▶ _WHAT IS REQUIRED_
Please find all lines in the data that hold the string "официального" and copy them.

▶ _PROVIDED ENTRIES_
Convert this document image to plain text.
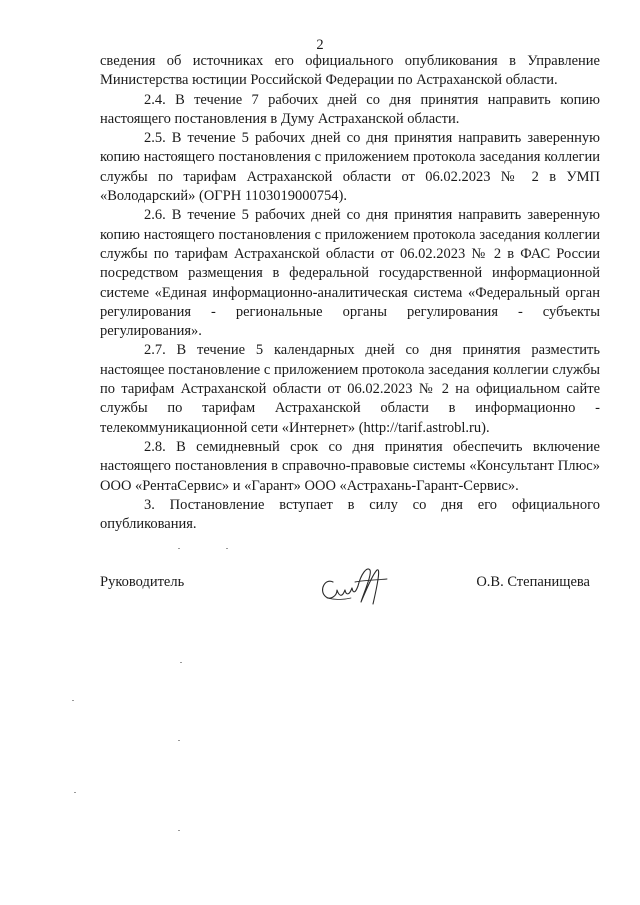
2

сведения об источниках его официального опубликования в Управление Министерства юстиции Российской Федерации по Астраханской области.

2.4. В течение 7 рабочих дней со дня принятия направить копию настоящего постановления в Думу Астраханской области.

2.5. В течение 5 рабочих дней со дня принятия направить заверенную копию настоящего постановления с приложением протокола заседания коллегии службы по тарифам Астраханской области от 06.02.2023 № 2 в УМП «Володарский» (ОГРН 1103019000754).

2.6. В течение 5 рабочих дней со дня принятия направить заверенную копию настоящего постановления с приложением протокола заседания коллегии службы по тарифам Астраханской области от 06.02.2023 № 2 в ФАС России посредством размещения в федеральной государственной информационной системе «Единая информационно-аналитическая система «Федеральный орган регулирования - региональные органы регулирования - субъекты регулирования».

2.7. В течение 5 календарных дней со дня принятия разместить настоящее постановление с приложением протокола заседания коллегии службы по тарифам Астраханской области от 06.02.2023 № 2 на официальном сайте службы по тарифам Астраханской области в информационно - телекоммуникационной сети «Интернет» (http://tarif.astrobl.ru).

2.8. В семидневный срок со дня принятия обеспечить включение настоящего постановления в справочно-правовые системы «Консультант Плюс» ООО «РентаСервис» и «Гарант» ООО «Астрахань-Гарант-Сервис».

3. Постановление вступает в силу со дня его официального опубликования.

Руководитель	О.В. Степанищева
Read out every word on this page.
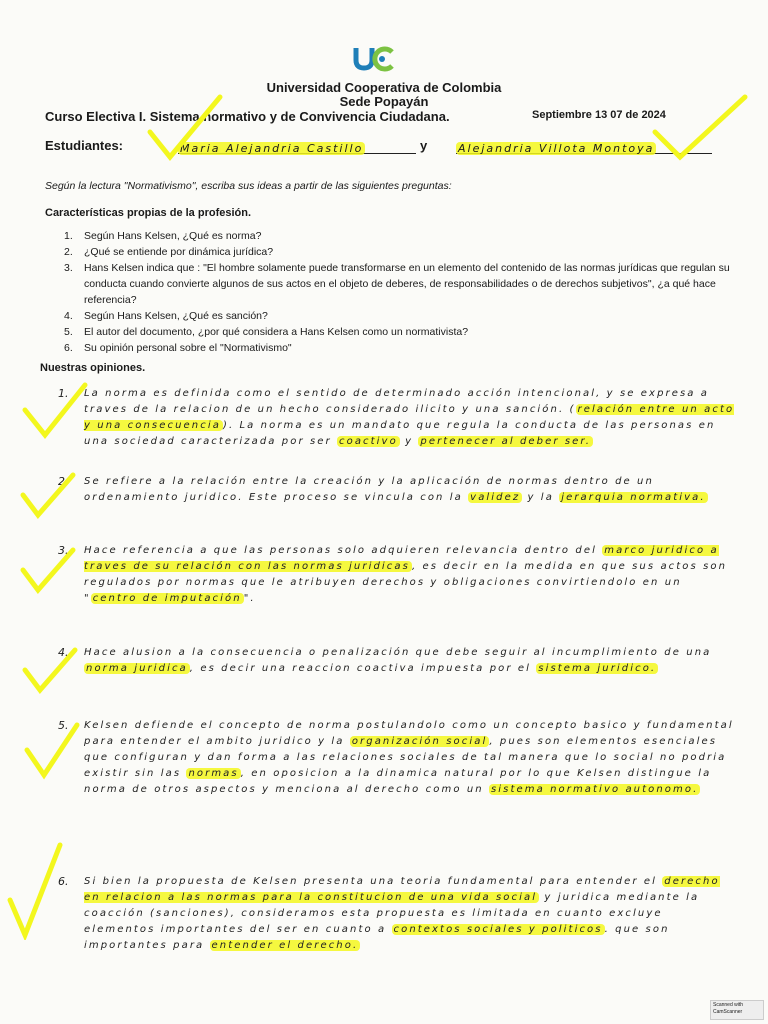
Universidad Cooperativa de Colombia
Sede Popayán
Curso Electiva I. Sistema normativo y de Convivencia Ciudadana.	Septiembre 13 07 de 2024
Estudiantes:	Maria Alejandria Castillo	y	Alejandria Villota Montoya
Según la lectura "Normativismo", escriba sus ideas a partir de las siguientes preguntas:
Características propias de la profesión.
1.	Según Hans Kelsen, ¿Qué es norma?
2.	¿Qué se entiende por dinámica jurídica?
3.	Hans Kelsen indica que : "El hombre solamente puede transformarse en un elemento del contenido de las normas jurídicas que regulan su conducta cuando convierte algunos de sus actos en el objeto de deberes, de responsabilidades o de derechos subjetivos", ¿a qué hace referencia?
4.	Según Hans Kelsen, ¿Qué es sanción?
5.	El autor del documento, ¿por qué considera a Hans Kelsen como un normativista?
6.	Su opinión personal sobre el "Normativismo"
Nuestras opiniones.
1. La norma es definida como el sentido de determinado acción intencional, y se expresa a traves de la relacion de un hecho considerado ilicito y una sanción. ( relación entre un acto y una consecuencia ). La norma es un mandato que regula la conducta de las personas en una sociedad caracterizada por ser coactivo y pertenecer al deber ser.
2. Se refiere a la relación entre la creación y la aplicación de normas dentro de un ordenamiento juridico. Este proceso se vincula con la validez y la jerarquia normativa.
3. Hace referencia a que las personas solo adquieren relevancia dentro del marco juridico a traves de su relación con las normas juridicas , es decir en la medida en que sus actos son regulados por normas que le atribuyen derechos y obligaciones convirtiendolo en un " centro de imputación ".
4. Hace alusion a la consecuencia o penalización que debe seguir al incumplimiento de una norma juridica , es decir una reaccion coactiva impuesta por el sistema juridico.
5. Kelsen defiende el concepto de norma postulandolo como un concepto basico y fundamental para entender el ambito juridico y la organización social , pues son elementos esenciales que configuran y dan forma a las relaciones sociales de tal manera que lo social no podria existir sin las normas , en oposicion a la dinamica natural por lo que Kelsen distingue la norma de otros aspectos y menciona al derecho como un sistema normativo autonomo.
6. Si bien la propuesta de Kelsen presenta una teoria fundamental para entender el derecho en relacion a las normas para la constitucion de una vida social y juridica mediante la coacción (sanciones), consideramos esta propuesta es limitada en cuanto excluye elementos importantes del ser en cuanto a contextos sociales y politicos . que son importantes para entender el derecho.
Scanned with CamScanner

▶ _WRITTEN RESPONSE_
сведения об источниках его официального опубликования в Управление Министерства юстиции Российской Федерации по Астраханской области.
3. Постановление вступает в силу со дня его официального опубликования.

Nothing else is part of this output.